◆ **WORK INSTRUCTIONS**
Count lines with the string "many" in them. State the number alone.

◆ **DATA FOR PROCESSING**
——

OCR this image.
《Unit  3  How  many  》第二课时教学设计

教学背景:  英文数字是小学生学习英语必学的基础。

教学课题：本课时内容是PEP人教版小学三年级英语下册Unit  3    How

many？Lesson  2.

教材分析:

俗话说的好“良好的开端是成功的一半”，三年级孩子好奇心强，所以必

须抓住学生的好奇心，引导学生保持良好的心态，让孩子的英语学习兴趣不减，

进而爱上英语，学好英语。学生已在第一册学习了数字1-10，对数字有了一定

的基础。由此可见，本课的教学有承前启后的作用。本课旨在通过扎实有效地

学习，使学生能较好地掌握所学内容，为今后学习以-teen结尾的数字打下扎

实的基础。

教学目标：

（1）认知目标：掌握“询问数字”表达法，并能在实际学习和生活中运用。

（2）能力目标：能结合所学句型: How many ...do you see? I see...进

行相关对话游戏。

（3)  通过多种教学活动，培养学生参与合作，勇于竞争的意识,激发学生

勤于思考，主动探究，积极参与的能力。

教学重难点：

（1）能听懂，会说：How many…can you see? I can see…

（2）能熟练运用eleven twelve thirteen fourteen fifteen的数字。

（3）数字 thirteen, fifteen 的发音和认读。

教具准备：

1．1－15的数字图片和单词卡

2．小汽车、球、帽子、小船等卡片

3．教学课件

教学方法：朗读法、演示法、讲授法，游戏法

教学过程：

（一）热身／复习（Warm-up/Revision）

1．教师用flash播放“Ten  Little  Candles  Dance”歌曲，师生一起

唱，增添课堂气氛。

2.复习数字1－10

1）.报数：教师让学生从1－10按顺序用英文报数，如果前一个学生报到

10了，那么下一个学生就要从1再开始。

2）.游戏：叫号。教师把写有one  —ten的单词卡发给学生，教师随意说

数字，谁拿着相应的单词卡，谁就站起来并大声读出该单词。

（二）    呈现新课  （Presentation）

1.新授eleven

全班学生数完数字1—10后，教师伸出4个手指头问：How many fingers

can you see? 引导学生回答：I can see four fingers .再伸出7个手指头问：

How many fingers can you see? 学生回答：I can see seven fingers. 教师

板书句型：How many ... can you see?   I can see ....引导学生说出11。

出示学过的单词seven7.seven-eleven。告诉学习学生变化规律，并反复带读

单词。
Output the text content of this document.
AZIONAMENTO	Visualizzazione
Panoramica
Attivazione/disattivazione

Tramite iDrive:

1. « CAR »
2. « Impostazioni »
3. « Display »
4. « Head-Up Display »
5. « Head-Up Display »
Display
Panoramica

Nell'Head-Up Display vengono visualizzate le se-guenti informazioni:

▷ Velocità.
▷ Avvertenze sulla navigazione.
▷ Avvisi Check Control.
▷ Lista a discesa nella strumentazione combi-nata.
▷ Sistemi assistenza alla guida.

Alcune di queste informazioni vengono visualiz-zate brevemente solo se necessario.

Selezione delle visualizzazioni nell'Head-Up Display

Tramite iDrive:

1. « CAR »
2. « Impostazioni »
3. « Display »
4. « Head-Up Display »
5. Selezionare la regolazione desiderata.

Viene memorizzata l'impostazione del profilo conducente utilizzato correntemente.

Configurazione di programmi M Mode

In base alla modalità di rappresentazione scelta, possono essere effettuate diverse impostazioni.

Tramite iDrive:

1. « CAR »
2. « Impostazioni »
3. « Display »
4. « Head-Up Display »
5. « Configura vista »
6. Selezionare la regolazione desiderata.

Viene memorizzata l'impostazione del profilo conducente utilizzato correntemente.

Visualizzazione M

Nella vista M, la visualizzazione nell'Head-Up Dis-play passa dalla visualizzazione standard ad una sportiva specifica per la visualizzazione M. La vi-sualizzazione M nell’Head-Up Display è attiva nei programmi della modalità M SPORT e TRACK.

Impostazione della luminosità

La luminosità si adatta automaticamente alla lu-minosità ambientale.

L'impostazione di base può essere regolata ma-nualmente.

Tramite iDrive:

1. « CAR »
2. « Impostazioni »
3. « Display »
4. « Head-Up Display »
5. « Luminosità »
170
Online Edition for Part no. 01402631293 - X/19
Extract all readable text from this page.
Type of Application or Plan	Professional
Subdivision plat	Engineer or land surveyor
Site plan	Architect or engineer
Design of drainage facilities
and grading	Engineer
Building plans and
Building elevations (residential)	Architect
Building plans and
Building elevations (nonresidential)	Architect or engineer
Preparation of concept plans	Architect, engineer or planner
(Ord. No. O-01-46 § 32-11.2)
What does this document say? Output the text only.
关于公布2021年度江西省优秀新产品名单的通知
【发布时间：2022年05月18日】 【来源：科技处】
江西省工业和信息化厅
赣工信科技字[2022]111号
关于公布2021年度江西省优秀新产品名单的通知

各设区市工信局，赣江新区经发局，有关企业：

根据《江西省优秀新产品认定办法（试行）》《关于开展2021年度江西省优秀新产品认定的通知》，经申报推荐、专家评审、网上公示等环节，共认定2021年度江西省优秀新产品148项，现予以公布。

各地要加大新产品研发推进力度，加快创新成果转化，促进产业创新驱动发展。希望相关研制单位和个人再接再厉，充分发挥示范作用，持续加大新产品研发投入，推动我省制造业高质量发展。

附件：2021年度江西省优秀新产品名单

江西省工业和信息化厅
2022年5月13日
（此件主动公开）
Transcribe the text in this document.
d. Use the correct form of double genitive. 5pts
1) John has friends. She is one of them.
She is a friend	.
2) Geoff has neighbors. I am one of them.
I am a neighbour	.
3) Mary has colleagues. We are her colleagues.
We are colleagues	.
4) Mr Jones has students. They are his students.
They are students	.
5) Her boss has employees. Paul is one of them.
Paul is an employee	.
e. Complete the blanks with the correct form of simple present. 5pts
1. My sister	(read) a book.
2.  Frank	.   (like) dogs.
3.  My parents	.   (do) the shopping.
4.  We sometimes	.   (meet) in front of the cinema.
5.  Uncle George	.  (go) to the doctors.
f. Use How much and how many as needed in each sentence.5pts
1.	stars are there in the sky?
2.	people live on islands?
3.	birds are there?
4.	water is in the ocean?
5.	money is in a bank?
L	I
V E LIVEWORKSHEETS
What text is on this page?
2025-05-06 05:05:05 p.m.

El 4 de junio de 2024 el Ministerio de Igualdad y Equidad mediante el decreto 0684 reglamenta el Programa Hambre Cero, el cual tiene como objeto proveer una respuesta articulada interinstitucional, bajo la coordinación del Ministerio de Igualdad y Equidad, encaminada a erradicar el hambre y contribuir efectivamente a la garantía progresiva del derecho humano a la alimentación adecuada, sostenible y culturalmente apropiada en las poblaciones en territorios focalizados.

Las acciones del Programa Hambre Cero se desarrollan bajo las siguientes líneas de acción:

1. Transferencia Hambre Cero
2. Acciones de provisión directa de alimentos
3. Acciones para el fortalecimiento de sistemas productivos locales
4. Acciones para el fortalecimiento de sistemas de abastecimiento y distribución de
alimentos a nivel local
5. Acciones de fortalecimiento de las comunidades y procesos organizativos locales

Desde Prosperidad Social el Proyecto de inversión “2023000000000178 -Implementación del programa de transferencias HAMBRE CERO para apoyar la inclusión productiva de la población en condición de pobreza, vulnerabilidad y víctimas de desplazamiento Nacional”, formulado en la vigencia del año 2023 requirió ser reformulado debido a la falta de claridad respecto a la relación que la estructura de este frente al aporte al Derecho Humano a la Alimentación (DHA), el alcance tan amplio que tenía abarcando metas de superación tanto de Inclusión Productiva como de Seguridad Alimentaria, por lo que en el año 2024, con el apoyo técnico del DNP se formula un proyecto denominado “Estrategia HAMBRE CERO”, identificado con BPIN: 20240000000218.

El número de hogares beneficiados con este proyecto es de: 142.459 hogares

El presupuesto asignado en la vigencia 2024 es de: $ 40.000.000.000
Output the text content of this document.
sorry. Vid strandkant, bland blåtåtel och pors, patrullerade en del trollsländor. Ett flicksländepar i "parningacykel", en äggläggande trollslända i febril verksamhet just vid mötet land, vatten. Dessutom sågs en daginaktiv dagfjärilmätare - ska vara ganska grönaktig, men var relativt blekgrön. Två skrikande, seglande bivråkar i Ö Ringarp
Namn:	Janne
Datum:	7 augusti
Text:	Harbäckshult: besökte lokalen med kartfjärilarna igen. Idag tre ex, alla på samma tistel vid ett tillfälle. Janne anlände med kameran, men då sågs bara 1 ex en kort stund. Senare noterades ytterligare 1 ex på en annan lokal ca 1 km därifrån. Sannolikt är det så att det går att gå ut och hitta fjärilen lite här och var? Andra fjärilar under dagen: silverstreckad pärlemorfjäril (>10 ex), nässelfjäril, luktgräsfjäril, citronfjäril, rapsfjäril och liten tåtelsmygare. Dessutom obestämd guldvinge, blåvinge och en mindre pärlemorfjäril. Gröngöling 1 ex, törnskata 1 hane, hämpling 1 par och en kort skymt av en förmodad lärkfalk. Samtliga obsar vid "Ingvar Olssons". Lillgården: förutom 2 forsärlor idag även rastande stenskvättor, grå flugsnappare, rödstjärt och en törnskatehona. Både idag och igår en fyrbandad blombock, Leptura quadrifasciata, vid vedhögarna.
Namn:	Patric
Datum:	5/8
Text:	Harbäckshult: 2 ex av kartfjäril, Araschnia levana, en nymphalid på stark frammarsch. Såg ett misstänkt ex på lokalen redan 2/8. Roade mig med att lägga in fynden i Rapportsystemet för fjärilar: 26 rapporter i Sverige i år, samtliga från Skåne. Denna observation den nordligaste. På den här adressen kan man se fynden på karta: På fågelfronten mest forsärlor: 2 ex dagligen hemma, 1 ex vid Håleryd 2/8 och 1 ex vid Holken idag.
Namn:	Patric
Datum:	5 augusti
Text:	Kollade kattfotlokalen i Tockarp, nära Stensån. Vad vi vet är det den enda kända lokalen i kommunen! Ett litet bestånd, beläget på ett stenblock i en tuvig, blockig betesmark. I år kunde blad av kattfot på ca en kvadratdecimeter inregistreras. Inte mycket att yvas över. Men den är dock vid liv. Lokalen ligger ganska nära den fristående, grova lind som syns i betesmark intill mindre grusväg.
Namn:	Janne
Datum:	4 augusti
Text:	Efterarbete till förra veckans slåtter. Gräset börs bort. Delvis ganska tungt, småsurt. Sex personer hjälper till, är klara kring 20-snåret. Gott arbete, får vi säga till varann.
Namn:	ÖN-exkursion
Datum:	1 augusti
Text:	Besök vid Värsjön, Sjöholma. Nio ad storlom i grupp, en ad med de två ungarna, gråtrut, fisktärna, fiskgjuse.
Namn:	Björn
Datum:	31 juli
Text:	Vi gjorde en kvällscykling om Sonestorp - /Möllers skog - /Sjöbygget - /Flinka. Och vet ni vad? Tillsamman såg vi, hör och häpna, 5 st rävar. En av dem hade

——

◆ **RESPONSE TO THE EXERCISE**
8